Below are some entries. Output each one exactly as it appears.
---------- Extracted records
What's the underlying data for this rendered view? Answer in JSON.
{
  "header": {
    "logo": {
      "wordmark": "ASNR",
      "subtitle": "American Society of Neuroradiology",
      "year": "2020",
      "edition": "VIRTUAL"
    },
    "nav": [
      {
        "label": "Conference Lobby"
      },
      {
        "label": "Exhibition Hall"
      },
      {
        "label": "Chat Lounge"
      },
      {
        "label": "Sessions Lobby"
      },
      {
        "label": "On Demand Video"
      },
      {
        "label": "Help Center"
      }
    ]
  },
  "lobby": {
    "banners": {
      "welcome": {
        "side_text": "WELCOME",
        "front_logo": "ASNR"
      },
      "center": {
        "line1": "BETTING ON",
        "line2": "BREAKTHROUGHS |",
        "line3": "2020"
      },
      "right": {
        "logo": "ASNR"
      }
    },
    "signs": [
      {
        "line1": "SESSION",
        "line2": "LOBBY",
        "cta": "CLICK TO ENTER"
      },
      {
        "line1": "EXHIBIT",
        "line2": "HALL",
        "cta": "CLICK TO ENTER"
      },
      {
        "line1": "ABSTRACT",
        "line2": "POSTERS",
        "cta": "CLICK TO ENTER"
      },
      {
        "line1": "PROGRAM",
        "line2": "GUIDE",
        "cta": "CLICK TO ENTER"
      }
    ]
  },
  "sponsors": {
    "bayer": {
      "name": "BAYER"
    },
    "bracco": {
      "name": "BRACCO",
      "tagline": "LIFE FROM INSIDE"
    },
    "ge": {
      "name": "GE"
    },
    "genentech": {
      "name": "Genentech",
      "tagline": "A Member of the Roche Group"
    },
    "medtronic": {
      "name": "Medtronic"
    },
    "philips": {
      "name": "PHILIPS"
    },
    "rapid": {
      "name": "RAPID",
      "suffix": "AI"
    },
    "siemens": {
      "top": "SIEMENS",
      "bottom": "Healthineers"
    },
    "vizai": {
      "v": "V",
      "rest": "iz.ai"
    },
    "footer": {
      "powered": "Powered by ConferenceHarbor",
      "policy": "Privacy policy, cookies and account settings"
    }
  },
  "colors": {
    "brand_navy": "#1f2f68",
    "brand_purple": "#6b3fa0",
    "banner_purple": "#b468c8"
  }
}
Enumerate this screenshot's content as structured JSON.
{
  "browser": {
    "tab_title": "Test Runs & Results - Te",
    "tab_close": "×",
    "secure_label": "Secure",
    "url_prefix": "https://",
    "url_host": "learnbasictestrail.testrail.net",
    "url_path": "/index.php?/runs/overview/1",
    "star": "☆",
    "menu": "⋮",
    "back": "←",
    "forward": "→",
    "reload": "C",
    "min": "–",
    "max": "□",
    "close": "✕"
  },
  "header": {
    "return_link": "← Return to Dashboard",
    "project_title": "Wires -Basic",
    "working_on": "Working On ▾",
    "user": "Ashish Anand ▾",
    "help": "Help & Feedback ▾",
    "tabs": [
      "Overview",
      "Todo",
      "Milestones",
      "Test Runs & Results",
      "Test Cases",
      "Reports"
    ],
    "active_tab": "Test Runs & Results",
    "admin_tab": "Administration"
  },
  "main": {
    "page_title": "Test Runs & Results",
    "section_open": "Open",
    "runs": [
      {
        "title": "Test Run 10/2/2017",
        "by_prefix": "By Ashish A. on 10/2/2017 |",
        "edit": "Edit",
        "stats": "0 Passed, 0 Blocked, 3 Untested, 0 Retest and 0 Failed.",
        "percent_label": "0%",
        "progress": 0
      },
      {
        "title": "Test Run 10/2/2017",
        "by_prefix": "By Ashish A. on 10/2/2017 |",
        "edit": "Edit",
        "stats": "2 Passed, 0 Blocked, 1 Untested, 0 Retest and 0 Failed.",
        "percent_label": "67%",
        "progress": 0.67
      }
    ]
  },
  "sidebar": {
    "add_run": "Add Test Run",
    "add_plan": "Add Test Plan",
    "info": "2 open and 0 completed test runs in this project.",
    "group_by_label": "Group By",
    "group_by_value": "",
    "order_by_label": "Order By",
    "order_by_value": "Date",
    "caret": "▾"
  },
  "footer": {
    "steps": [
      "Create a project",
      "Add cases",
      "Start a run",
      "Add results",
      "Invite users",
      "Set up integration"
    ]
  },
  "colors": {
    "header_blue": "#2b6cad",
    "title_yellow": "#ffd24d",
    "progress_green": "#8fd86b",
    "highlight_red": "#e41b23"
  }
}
--------------------
Expected output.
What's the underlying data for this rendered view? Answer in JSON.
{
  "header": {
    "logo": {
      "wordmark": "ASNR",
      "subtitle": "American Society of Neuroradiology",
      "year": "2020",
      "edition": "VIRTUAL"
    },
    "nav": [
      {
        "label": "Conference Lobby"
      },
      {
        "label": "Exhibition Hall"
      },
      {
        "label": "Chat Lounge"
      },
      {
        "label": "Sessions Lobby"
      },
      {
        "label": "On Demand Video"
      },
      {
        "label": "Help Center"
      }
    ]
  },
  "lobby": {
    "banners": {
      "welcome": {
        "side_text": "WELCOME",
        "front_logo": "ASNR"
      },
      "center": {
        "line1": "BETTING ON",
        "line2": "BREAKTHROUGHS |",
        "line3": "2020"
      },
      "right": {
        "logo": "ASNR"
      }
    },
    "signs": [
      {
        "line1": "SESSION",
        "line2": "LOBBY",
        "cta": "CLICK TO ENTER"
      },
      {
        "line1": "EXHIBIT",
        "line2": "HALL",
        "cta": "CLICK TO ENTER"
      },
      {
        "line1": "ABSTRACT",
        "line2": "POSTERS",
        "cta": "CLICK TO ENTER"
      },
      {
        "line1": "PROGRAM",
        "line2": "GUIDE",
        "cta": "CLICK TO ENTER"
      }
    ]
  },
  "sponsors": {
    "bayer": {
      "name": "BAYER"
    },
    "bracco": {
      "name": "BRACCO",
      "tagline": "LIFE FROM INSIDE"
    },
    "ge": {
      "name": "GE"
    },
    "genentech": {
      "name": "Genentech",
      "tagline": "A Member of the Roche Group"
    },
    "medtronic": {
      "name": "Medtronic"
    },
    "philips": {
      "name": "PHILIPS"
    },
    "rapid": {
      "name": "RAPID",
      "suffix": "AI"
    },
    "siemens": {
      "top": "SIEMENS",
      "bottom": "Healthineers"
    },
    "vizai": {
      "v": "V",
      "rest": "iz.ai"
    },
    "footer": {
      "powered": "Powered by ConferenceHarbor",
      "policy": "Privacy policy, cookies and account settings"
    }
  },
  "colors": {
    "brand_navy": "#1f2f68",
    "brand_purple": "#6b3fa0",
    "banner_purple": "#b468c8"
  }
}
Enumerate this screenshot's content as structured JSON.
{
  "browser": {
    "tab_title": "Test Runs & Results - Te",
    "tab_close": "×",
    "secure_label": "Secure",
    "url_prefix": "https://",
    "url_host": "learnbasictestrail.testrail.net",
    "url_path": "/index.php?/runs/overview/1",
    "star": "☆",
    "menu": "⋮",
    "back": "←",
    "forward": "→",
    "reload": "C",
    "min": "–",
    "max": "□",
    "close": "✕"
  },
  "header": {
    "return_link": "← Return to Dashboard",
    "project_title": "Wires -Basic",
    "working_on": "Working On ▾",
    "user": "Ashish Anand ▾",
    "help": "Help & Feedback ▾",
    "tabs": [
      "Overview",
      "Todo",
      "Milestones",
      "Test Runs & Results",
      "Test Cases",
      "Reports"
    ],
    "active_tab": "Test Runs & Results",
    "admin_tab": "Administration"
  },
  "main": {
    "page_title": "Test Runs & Results",
    "section_open": "Open",
    "runs": [
      {
        "title": "Test Run 10/2/2017",
        "by_prefix": "By Ashish A. on 10/2/2017 |",
        "edit": "Edit",
        "stats": "0 Passed, 0 Blocked, 3 Untested, 0 Retest and 0 Failed.",
        "percent_label": "0%",
        "progress": 0
      },
      {
        "title": "Test Run 10/2/2017",
        "by_prefix": "By Ashish A. on 10/2/2017 |",
        "edit": "Edit",
        "stats": "2 Passed, 0 Blocked, 1 Untested, 0 Retest and 0 Failed.",
        "percent_label": "67%",
        "progress": 0.67
      }
    ]
  },
  "sidebar": {
    "add_run": "Add Test Run",
    "add_plan": "Add Test Plan",
    "info": "2 open and 0 completed test runs in this project.",
    "group_by_label": "Group By",
    "group_by_value": "",
    "order_by_label": "Order By",
    "order_by_value": "Date",
    "caret": "▾"
  },
  "footer": {
    "steps": [
      "Create a project",
      "Add cases",
      "Start a run",
      "Add results",
      "Invite users",
      "Set up integration"
    ]
  },
  "colors": {
    "header_blue": "#2b6cad",
    "title_yellow": "#ffd24d",
    "progress_green": "#8fd86b",
    "highlight_red": "#e41b23"
  }
}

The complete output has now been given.